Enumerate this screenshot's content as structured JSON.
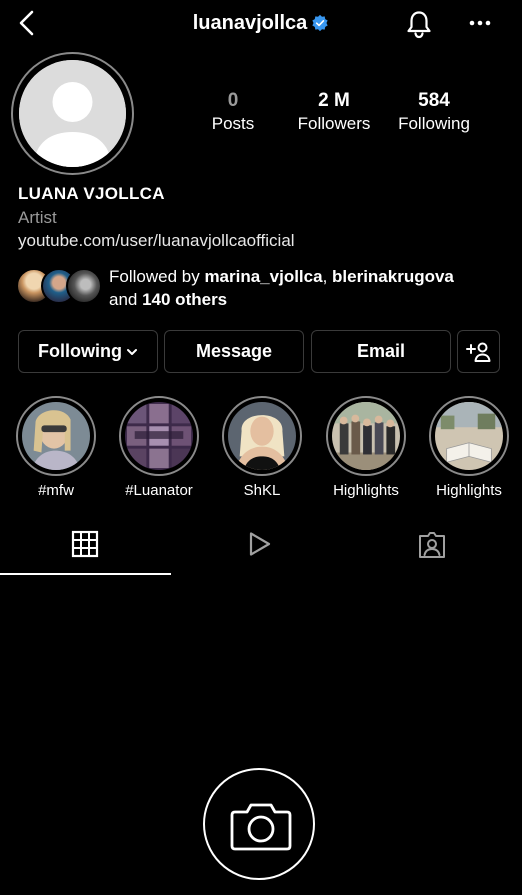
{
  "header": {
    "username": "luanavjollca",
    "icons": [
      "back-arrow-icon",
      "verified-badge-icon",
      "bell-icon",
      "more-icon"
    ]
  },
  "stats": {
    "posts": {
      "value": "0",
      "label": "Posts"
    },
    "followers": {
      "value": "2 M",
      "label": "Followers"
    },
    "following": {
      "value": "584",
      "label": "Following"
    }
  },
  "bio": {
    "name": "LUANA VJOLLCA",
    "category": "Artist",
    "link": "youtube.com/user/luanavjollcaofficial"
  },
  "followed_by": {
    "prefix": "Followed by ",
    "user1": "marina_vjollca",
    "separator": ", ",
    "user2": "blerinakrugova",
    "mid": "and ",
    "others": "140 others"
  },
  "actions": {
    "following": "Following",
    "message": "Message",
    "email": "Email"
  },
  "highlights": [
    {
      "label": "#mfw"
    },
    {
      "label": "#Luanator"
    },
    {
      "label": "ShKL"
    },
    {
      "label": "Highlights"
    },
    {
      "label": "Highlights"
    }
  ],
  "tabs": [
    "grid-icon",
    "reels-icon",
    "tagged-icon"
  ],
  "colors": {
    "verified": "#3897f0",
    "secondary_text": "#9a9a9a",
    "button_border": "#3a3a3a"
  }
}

● **What you are asked to do**: Every entry should be returned exactly as written, minus the pictures.

● **Reply to the task**:
Enumerate this screenshot's content as structured JSON.
{
  "header": {
    "username": "luanavjollca",
    "icons": [
      "back-arrow-icon",
      "verified-badge-icon",
      "bell-icon",
      "more-icon"
    ]
  },
  "stats": {
    "posts": {
      "value": "0",
      "label": "Posts"
    },
    "followers": {
      "value": "2 M",
      "label": "Followers"
    },
    "following": {
      "value": "584",
      "label": "Following"
    }
  },
  "bio": {
    "name": "LUANA VJOLLCA",
    "category": "Artist",
    "link": "youtube.com/user/luanavjollcaofficial"
  },
  "followed_by": {
    "prefix": "Followed by ",
    "user1": "marina_vjollca",
    "separator": ", ",
    "user2": "blerinakrugova",
    "mid": "and ",
    "others": "140 others"
  },
  "actions": {
    "following": "Following",
    "message": "Message",
    "email": "Email"
  },
  "highlights": [
    {
      "label": "#mfw"
    },
    {
      "label": "#Luanator"
    },
    {
      "label": "ShKL"
    },
    {
      "label": "Highlights"
    },
    {
      "label": "Highlights"
    }
  ],
  "tabs": [
    "grid-icon",
    "reels-icon",
    "tagged-icon"
  ],
  "colors": {
    "verified": "#3897f0",
    "secondary_text": "#9a9a9a",
    "button_border": "#3a3a3a"
  }
}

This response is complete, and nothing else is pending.